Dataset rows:
◇ ◇ ◇ ◇

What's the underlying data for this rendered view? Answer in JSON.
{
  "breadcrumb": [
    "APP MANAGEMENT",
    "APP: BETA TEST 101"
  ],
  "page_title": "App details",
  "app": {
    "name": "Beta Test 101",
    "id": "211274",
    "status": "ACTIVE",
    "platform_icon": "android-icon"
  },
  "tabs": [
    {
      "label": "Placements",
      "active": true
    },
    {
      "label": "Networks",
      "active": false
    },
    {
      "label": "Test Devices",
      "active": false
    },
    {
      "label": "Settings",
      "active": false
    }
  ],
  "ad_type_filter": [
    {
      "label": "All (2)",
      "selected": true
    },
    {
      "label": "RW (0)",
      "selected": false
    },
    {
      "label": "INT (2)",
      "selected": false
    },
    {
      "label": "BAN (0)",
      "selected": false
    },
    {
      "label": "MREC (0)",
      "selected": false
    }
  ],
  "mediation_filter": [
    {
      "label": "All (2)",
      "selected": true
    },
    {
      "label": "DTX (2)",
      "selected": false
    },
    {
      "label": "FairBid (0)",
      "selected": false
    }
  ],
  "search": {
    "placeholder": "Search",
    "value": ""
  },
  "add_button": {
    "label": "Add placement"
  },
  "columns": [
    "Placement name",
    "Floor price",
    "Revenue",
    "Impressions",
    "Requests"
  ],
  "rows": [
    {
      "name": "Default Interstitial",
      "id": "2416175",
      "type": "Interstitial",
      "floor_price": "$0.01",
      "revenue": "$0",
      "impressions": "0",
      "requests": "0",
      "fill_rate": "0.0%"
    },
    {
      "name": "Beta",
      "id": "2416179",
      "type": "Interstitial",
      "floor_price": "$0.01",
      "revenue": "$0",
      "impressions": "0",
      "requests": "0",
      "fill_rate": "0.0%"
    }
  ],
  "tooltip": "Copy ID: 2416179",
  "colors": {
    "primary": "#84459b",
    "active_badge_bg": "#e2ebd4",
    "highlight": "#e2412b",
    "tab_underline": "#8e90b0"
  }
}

◇ ◇ ◇ ◇

#### Work required
Copy each line of the listing that holds the word "name".

#### Response
    "name": "Beta Test 101",
    "Placement name",
      "name": "Default Interstitial",
      "name": "Beta",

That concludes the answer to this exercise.